| PROMPT |
Write every entry out again exactly, please, and skip the pictures.

| GIVEN ENTRIES |
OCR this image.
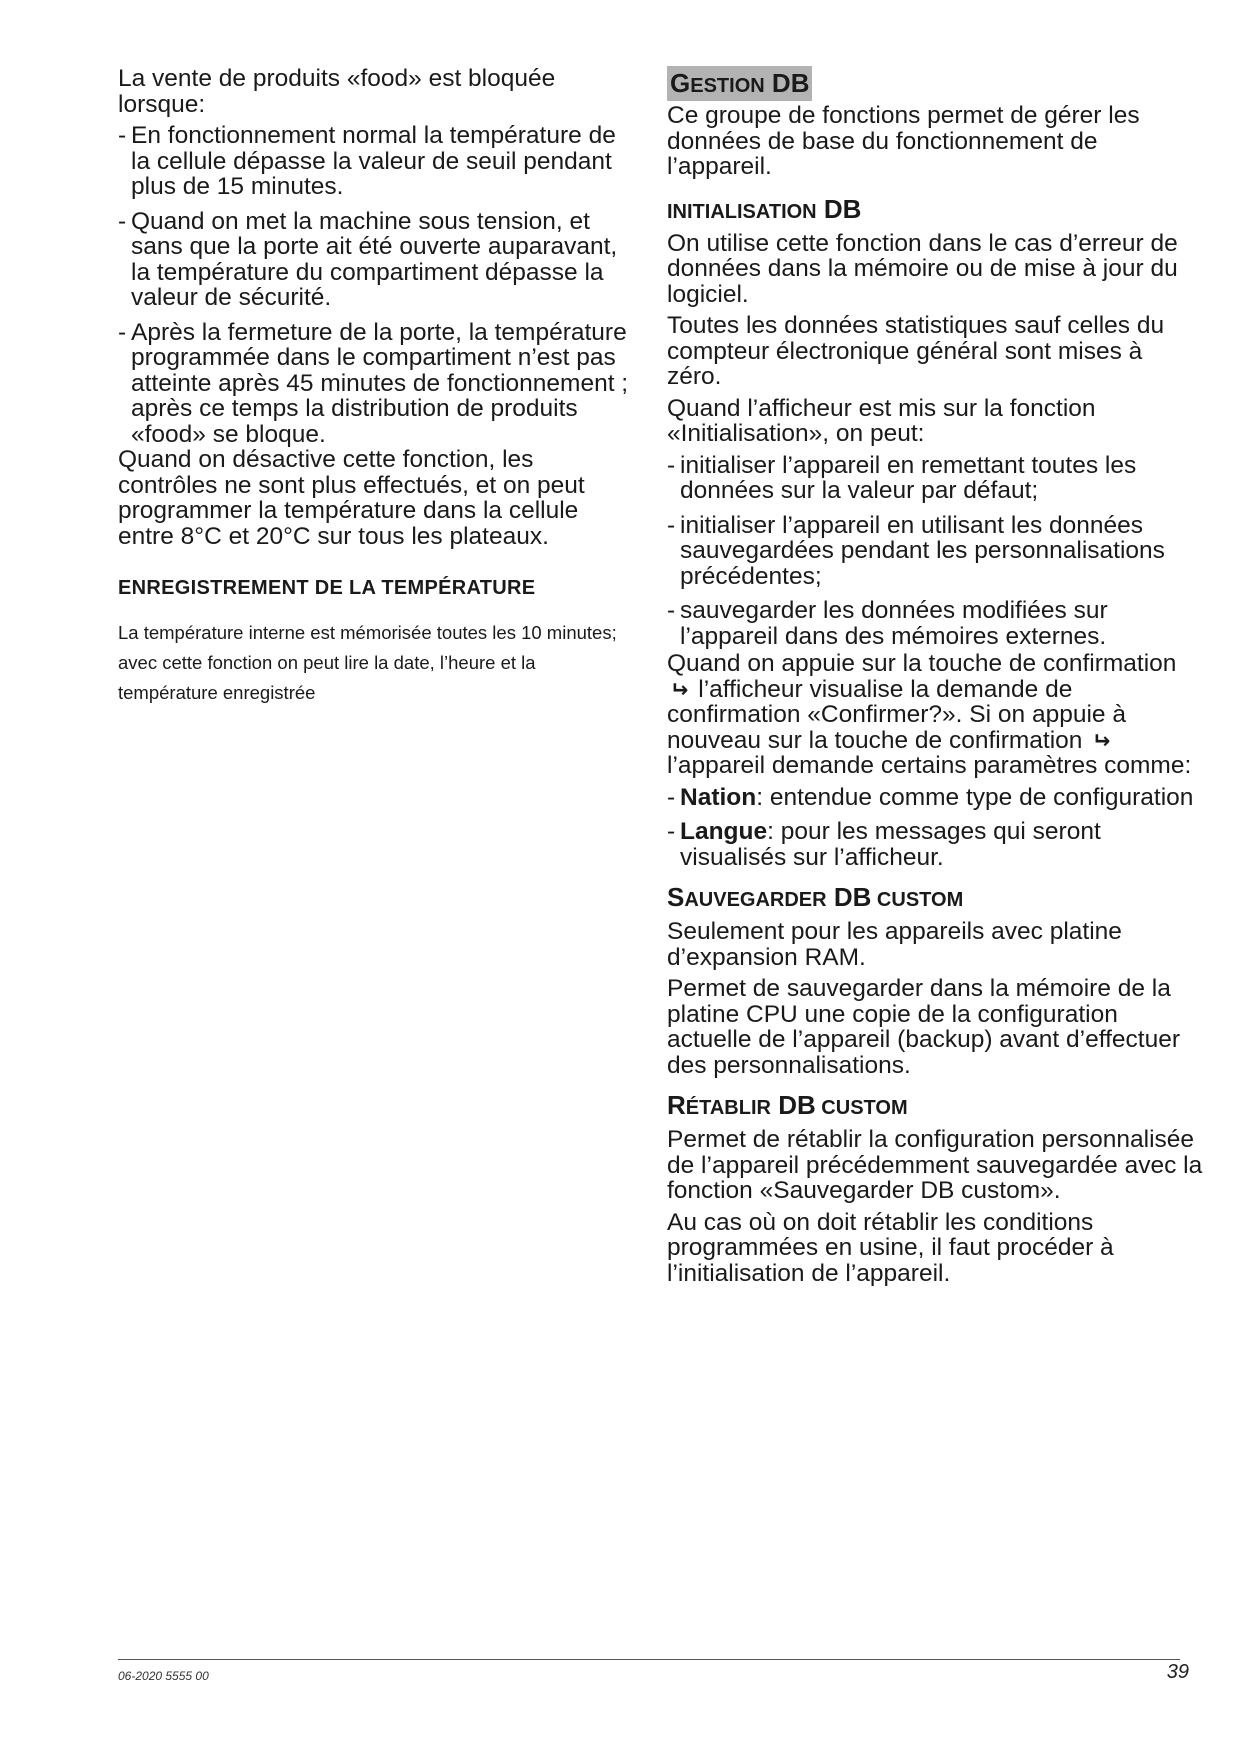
La vente de produits «food» est bloquée lorsque:

- En fonctionnement normal la température de la cellule dépasse la valeur de seuil pendant plus de 15 minutes.
- Quand on met la machine sous tension, et sans que la porte ait été ouverte auparavant, la température du compartiment dépasse la valeur de sécurité.
- Après la fermeture de la porte, la température programmée dans le compartiment n’est pas atteinte après 45 minutes de fonctionnement ; après ce temps la distribution de produits «food» se bloque.

Quand on désactive cette fonction, les contrôles ne sont plus effectués, et on peut programmer la température dans la cellule entre 8°C et 20°C sur tous les plateaux.

ENREGISTREMENT DE LA TEMPÉRATURE

La température interne est mémorisée toutes les 10 minutes; avec cette fonction on peut lire la date, l’heure et la température enregistrée

GESTION DB

Ce groupe de fonctions permet de gérer les données de base du fonctionnement de l’appareil.

INITIALISATION DB

On utilise cette fonction dans le cas d’erreur de données dans la mémoire ou de mise à jour du logiciel.

Toutes les données statistiques sauf celles du compteur électronique général sont mises à zéro.

Quand l’afficheur est mis sur la fonction «Initialisation», on peut:

- initialiser l’appareil en remettant toutes les données sur la valeur par défaut;
- initialiser l’appareil en utilisant les données sauvegardées pendant les personnalisations précédentes;
- sauvegarder les données modifiées sur l’appareil dans des mémoires externes.

Quand on appuie sur la touche de confirmation ↵ l’afficheur visualise la demande de confirmation «Confirmer?». Si on appuie à nouveau sur la touche de confirmation ↵ l’appareil demande certains paramètres comme:

- Nation: entendue comme type de configuration
- Langue: pour les messages qui seront visualisés sur l’afficheur.
SAUVEGARDER DB CUSTOM

Seulement pour les appareils avec platine d’expansion RAM.

Permet de sauvegarder dans la mémoire de la platine CPU une copie de la configuration actuelle de l’appareil (backup) avant d’effectuer des personnalisations.

RÉTABLIR DB CUSTOM

Permet de rétablir la configuration personnalisée de l’appareil précédemment sauvegardée avec la fonction «Sauvegarder DB custom».

Au cas où on doit rétablir les conditions programmées en usine, il faut procéder à l’initialisation de l’appareil.

06-2020 5555 00	39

| OUTPUT BELOW |
OCR this image.
La vente de produits «food» est bloquée lorsque:

- En fonctionnement normal la température de la cellule dépasse la valeur de seuil pendant plus de 15 minutes.
- Quand on met la machine sous tension, et sans que la porte ait été ouverte auparavant, la température du compartiment dépasse la valeur de sécurité.
- Après la fermeture de la porte, la température programmée dans le compartiment n’est pas atteinte après 45 minutes de fonctionnement ; après ce temps la distribution de produits «food» se bloque.

Quand on désactive cette fonction, les contrôles ne sont plus effectués, et on peut programmer la température dans la cellule entre 8°C et 20°C sur tous les plateaux.

ENREGISTREMENT DE LA TEMPÉRATURE

La température interne est mémorisée toutes les 10 minutes; avec cette fonction on peut lire la date, l’heure et la température enregistrée

GESTION DB

Ce groupe de fonctions permet de gérer les données de base du fonctionnement de l’appareil.

INITIALISATION DB

On utilise cette fonction dans le cas d’erreur de données dans la mémoire ou de mise à jour du logiciel.

Toutes les données statistiques sauf celles du compteur électronique général sont mises à zéro.

Quand l’afficheur est mis sur la fonction «Initialisation», on peut:

- initialiser l’appareil en remettant toutes les données sur la valeur par défaut;
- initialiser l’appareil en utilisant les données sauvegardées pendant les personnalisations précédentes;
- sauvegarder les données modifiées sur l’appareil dans des mémoires externes.

Quand on appuie sur la touche de confirmation ↵ l’afficheur visualise la demande de confirmation «Confirmer?». Si on appuie à nouveau sur la touche de confirmation ↵ l’appareil demande certains paramètres comme:

- Nation: entendue comme type de configuration
- Langue: pour les messages qui seront visualisés sur l’afficheur.
SAUVEGARDER DB CUSTOM

Seulement pour les appareils avec platine d’expansion RAM.

Permet de sauvegarder dans la mémoire de la platine CPU une copie de la configuration actuelle de l’appareil (backup) avant d’effectuer des personnalisations.

RÉTABLIR DB CUSTOM

Permet de rétablir la configuration personnalisée de l’appareil précédemment sauvegardée avec la fonction «Sauvegarder DB custom».

Au cas où on doit rétablir les conditions programmées en usine, il faut procéder à l’initialisation de l’appareil.

06-2020 5555 00	39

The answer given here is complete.